__EXERCISE TASK__. Rewrite the lines from the line with "paragraph-whereas: وحيث إن" to the line with "appendix-title: ملحق [273, 178, 675, 238]", replacing "الهيئة" with "اللجنة" and leaving everything else unchanged. Give only those lines.

━━━━━ SUPPLIED RECORDS

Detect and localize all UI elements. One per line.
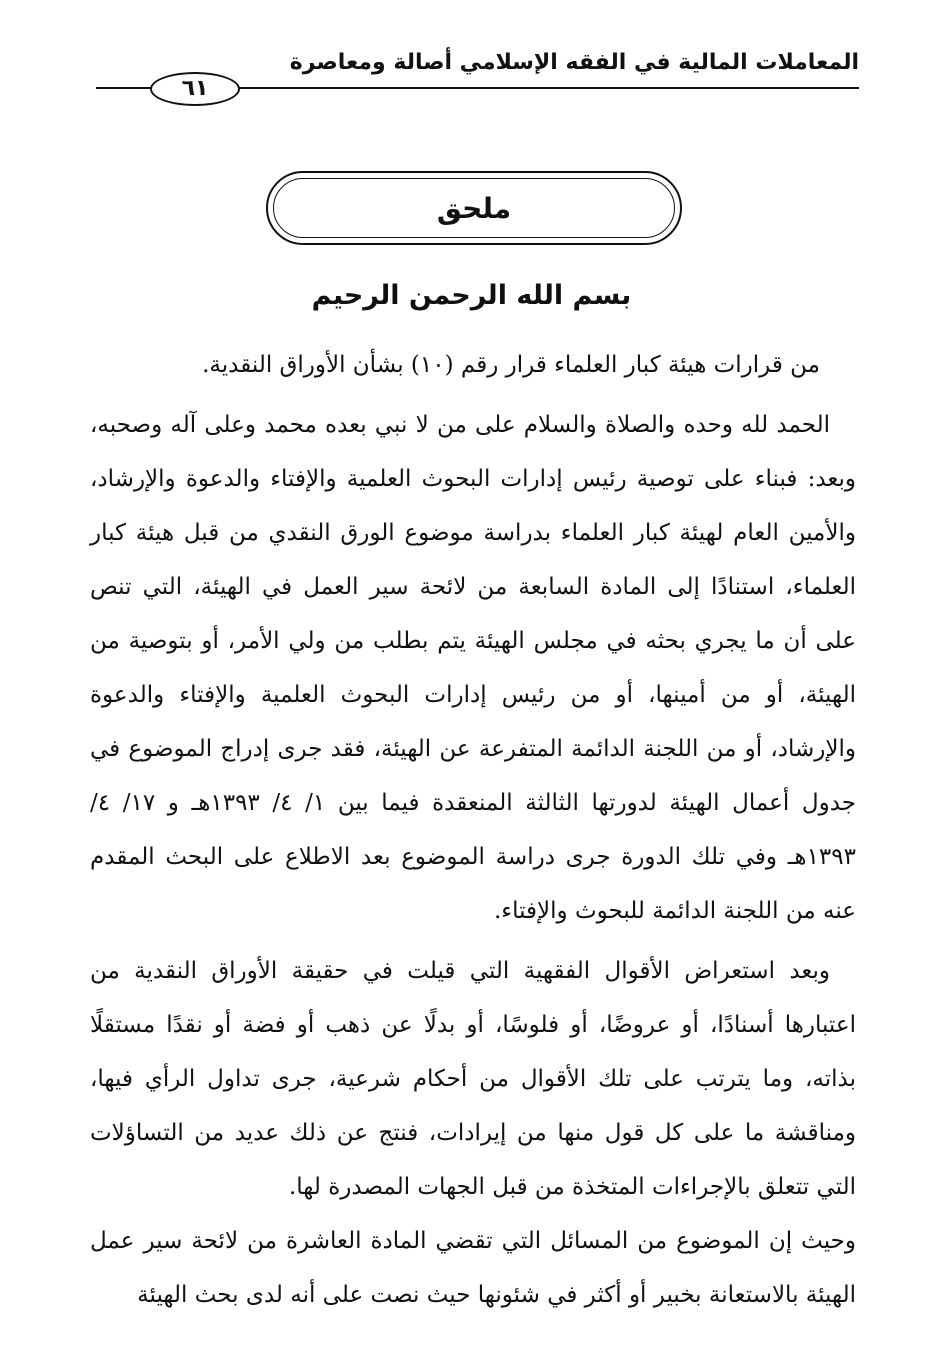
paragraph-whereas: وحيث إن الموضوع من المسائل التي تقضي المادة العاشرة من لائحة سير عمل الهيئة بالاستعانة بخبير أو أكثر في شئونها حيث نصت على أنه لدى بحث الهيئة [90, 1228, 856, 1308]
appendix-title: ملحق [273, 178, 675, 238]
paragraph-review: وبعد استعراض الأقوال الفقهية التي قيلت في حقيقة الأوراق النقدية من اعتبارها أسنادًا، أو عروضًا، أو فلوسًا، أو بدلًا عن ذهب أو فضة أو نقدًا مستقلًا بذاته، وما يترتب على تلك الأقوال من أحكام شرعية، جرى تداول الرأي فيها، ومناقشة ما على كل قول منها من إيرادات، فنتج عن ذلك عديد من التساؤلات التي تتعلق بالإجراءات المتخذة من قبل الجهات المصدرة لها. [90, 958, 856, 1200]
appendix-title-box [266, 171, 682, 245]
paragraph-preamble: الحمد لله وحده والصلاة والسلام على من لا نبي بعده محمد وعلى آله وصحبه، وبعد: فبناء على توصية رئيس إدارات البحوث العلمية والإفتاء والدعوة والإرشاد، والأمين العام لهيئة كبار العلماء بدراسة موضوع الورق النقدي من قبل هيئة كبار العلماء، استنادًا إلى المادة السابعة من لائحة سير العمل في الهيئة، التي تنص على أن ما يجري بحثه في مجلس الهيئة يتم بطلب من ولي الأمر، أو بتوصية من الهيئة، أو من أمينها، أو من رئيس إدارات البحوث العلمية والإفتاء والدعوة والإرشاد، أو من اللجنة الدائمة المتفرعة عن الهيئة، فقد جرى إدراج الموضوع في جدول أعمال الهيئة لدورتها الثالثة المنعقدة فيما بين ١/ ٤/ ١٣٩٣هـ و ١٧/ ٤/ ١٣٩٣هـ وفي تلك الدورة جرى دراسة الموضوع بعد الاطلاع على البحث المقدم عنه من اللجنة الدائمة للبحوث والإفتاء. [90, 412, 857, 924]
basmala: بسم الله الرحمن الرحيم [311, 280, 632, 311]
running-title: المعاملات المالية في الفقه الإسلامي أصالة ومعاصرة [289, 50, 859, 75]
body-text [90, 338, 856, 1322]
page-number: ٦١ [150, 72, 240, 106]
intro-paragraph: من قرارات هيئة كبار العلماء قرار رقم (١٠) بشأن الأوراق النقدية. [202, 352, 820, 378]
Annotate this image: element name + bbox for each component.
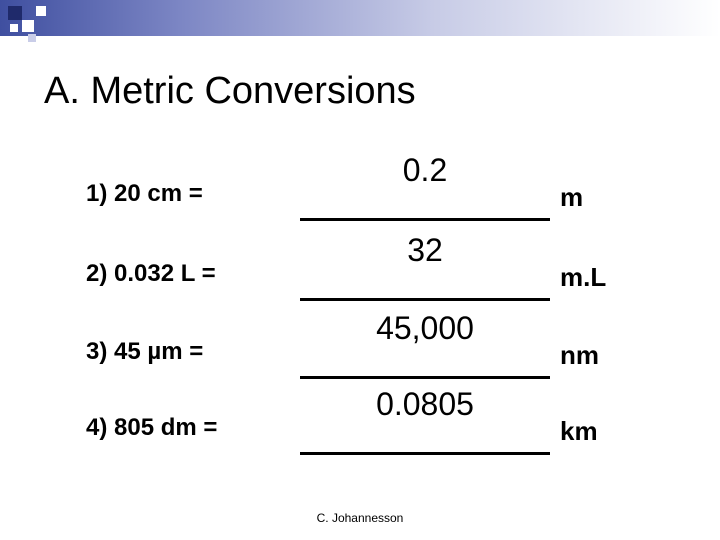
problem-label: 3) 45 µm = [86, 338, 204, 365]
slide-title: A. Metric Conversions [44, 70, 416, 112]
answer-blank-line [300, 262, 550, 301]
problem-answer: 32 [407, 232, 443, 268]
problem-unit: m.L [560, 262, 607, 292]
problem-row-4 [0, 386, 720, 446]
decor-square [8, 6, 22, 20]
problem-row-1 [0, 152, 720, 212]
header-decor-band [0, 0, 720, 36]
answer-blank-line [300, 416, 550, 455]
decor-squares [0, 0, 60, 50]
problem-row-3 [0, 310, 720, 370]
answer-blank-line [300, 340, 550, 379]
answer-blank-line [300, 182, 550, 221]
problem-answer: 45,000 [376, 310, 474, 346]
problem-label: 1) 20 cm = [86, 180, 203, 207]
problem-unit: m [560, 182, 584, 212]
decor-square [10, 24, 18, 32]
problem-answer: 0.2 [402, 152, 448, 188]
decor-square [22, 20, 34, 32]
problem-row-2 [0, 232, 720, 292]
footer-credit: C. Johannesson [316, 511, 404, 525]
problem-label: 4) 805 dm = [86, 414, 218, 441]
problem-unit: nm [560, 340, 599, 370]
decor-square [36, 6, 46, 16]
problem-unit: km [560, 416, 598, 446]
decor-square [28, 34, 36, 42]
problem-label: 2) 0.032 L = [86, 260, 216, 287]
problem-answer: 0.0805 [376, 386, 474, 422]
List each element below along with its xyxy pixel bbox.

━━━━━━━━━━
━━━━━ SUPPLIED RECORDS

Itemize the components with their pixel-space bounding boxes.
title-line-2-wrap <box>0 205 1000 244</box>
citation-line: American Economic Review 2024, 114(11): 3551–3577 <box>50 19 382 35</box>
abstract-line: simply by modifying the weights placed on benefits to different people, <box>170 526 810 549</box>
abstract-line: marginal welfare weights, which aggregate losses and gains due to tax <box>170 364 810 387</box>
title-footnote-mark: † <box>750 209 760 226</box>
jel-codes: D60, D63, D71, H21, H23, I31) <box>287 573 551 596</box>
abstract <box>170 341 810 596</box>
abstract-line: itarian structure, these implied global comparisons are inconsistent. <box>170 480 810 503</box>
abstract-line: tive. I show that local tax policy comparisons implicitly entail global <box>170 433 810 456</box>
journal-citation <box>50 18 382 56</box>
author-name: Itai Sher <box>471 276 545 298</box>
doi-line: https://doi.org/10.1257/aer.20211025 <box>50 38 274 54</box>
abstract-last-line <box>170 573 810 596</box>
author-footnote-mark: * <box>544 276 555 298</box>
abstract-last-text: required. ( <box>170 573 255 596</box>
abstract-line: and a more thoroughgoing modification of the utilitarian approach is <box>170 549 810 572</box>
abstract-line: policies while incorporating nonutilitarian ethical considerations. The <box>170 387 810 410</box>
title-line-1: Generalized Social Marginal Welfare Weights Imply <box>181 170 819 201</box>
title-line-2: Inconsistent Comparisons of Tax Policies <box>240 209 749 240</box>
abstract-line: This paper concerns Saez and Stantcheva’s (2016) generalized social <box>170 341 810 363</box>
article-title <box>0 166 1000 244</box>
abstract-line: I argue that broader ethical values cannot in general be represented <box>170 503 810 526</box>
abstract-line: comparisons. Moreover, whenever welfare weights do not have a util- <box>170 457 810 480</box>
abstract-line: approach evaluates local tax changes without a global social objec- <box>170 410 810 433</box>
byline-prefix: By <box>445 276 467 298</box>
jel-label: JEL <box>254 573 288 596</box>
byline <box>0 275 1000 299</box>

━━━━━━━━━━

__SOLUTION__.
paragraph-whereas: وحيث إن الموضوع من المسائل التي تقضي المادة العاشرة من لائحة سير عمل اللجنة بالاستعانة بخبير أو أكثر في شئونها حيث نصت على أنه لدى بحث اللجنة [90, 1228, 856, 1308]
appendix-title: ملحق [273, 178, 675, 238]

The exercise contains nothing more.